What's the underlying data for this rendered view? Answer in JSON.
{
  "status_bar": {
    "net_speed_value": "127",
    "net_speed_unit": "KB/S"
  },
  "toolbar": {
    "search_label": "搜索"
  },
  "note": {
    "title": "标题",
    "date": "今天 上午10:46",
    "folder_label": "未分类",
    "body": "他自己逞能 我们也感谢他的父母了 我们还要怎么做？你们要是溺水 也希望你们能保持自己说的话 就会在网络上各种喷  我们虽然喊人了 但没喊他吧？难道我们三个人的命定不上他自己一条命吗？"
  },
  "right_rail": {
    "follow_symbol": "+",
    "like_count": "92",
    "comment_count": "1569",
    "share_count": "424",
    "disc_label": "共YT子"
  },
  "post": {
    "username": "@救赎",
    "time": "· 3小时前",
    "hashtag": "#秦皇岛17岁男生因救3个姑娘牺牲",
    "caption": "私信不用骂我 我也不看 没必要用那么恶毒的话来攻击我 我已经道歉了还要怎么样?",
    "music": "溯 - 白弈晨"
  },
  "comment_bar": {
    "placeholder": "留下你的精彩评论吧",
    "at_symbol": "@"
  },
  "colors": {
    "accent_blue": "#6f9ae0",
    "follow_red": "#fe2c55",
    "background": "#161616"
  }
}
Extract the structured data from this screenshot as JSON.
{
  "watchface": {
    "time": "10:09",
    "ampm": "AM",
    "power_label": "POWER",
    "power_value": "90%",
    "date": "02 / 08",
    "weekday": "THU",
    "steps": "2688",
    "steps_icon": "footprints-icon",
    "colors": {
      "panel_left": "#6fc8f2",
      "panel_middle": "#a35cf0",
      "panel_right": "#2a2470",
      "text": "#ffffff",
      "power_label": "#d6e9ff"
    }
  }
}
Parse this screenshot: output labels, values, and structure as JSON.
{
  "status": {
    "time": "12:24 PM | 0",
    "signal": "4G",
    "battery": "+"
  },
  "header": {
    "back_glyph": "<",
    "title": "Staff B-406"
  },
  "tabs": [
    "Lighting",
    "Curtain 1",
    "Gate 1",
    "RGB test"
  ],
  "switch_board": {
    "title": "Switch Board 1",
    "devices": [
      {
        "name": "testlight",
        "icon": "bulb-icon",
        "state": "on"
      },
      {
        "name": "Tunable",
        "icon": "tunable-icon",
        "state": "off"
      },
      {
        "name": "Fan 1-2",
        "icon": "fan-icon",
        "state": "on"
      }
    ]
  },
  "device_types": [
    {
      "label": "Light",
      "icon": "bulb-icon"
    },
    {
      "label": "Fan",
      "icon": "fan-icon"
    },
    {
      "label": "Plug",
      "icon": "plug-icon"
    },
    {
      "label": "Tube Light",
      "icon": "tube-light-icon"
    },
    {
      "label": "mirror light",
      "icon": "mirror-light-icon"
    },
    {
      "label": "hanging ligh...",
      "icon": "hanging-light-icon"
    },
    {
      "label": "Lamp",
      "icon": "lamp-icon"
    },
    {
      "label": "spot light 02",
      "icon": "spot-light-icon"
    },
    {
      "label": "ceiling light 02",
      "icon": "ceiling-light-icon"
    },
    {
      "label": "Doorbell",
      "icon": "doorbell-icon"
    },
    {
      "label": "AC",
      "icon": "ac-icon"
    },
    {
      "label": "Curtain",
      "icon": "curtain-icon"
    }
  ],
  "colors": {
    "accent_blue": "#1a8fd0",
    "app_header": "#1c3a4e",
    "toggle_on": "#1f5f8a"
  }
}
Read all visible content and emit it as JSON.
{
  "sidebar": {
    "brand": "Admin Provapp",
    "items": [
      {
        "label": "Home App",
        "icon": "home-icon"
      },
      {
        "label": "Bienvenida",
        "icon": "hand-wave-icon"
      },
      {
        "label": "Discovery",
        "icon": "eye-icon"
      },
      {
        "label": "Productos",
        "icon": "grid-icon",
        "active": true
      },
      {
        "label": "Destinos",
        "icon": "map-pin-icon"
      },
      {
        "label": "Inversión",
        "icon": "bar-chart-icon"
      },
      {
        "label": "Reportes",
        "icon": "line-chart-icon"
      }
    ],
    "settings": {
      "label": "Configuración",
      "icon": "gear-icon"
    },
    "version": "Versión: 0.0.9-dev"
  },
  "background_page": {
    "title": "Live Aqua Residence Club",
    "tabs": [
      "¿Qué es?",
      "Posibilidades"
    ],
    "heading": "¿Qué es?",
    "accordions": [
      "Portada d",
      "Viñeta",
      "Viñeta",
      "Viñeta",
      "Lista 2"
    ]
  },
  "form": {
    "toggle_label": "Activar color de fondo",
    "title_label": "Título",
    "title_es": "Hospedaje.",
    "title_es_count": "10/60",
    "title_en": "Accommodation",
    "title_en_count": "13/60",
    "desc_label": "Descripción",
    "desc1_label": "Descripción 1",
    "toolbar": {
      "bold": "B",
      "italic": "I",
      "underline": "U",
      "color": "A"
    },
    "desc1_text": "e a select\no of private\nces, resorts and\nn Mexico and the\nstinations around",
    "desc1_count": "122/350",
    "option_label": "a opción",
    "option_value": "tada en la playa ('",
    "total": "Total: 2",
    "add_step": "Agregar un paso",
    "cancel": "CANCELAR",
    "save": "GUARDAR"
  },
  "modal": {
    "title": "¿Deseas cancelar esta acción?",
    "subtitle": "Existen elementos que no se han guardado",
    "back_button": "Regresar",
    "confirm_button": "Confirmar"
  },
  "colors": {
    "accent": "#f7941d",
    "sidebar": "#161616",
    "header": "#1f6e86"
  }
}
────────────────
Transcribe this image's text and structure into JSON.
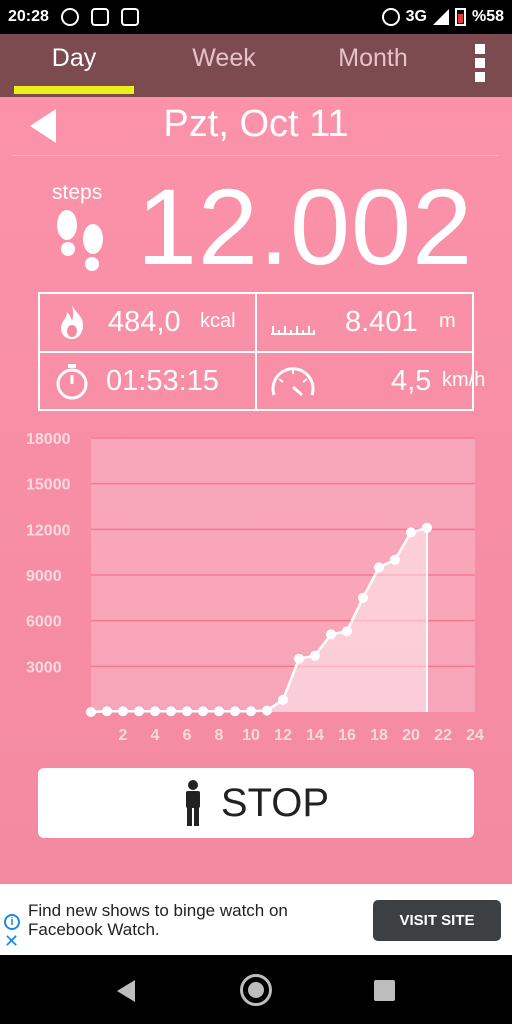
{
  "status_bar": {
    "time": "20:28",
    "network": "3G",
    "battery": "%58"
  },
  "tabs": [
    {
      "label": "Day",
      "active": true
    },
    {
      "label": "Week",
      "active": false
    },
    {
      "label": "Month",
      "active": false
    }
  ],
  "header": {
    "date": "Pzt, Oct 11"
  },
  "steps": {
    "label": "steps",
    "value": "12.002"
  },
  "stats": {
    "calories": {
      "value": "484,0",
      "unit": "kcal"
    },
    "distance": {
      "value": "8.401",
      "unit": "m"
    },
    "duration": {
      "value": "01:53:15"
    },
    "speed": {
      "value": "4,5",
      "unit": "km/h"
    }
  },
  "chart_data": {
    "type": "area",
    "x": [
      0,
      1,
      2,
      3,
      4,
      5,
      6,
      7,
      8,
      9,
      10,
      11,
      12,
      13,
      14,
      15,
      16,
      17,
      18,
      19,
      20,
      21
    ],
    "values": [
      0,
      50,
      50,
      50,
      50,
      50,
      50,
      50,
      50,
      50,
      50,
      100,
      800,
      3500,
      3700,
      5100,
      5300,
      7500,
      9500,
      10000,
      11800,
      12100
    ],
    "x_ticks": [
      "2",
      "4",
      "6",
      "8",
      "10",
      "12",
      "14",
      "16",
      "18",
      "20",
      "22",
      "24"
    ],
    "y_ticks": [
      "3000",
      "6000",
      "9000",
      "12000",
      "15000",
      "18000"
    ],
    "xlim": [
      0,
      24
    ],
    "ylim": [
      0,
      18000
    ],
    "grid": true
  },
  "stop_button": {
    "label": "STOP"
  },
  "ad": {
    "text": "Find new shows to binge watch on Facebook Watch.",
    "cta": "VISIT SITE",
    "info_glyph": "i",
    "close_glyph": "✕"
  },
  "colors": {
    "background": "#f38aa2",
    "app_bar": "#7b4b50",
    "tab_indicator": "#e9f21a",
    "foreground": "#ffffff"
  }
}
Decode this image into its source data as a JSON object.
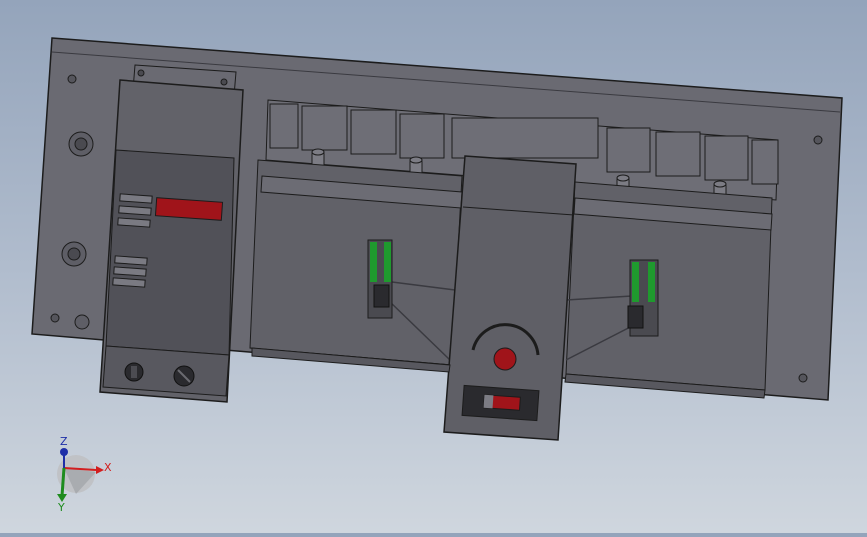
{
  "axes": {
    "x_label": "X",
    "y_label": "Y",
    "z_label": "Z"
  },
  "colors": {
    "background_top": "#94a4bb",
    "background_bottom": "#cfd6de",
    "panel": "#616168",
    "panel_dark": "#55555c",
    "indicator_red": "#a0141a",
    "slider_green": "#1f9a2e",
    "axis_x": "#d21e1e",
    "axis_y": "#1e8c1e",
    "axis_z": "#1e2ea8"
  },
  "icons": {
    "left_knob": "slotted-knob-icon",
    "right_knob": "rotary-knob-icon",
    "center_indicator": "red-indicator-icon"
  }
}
────────────────
[WRITTEN PROBLEM]:
Sift through the entries and copy every line with "JSON".

[REPLY]:
What's the underlying data for this rendered view? Answer in JSON.
Extract the structured data from this screenshot as JSON.
Parse this screenshot: output labels, values, and structure as JSON.
Read all visible content and emit it as JSON.
Transcribe this image's text and structure into JSON.
Decode this image into its source data as a JSON object.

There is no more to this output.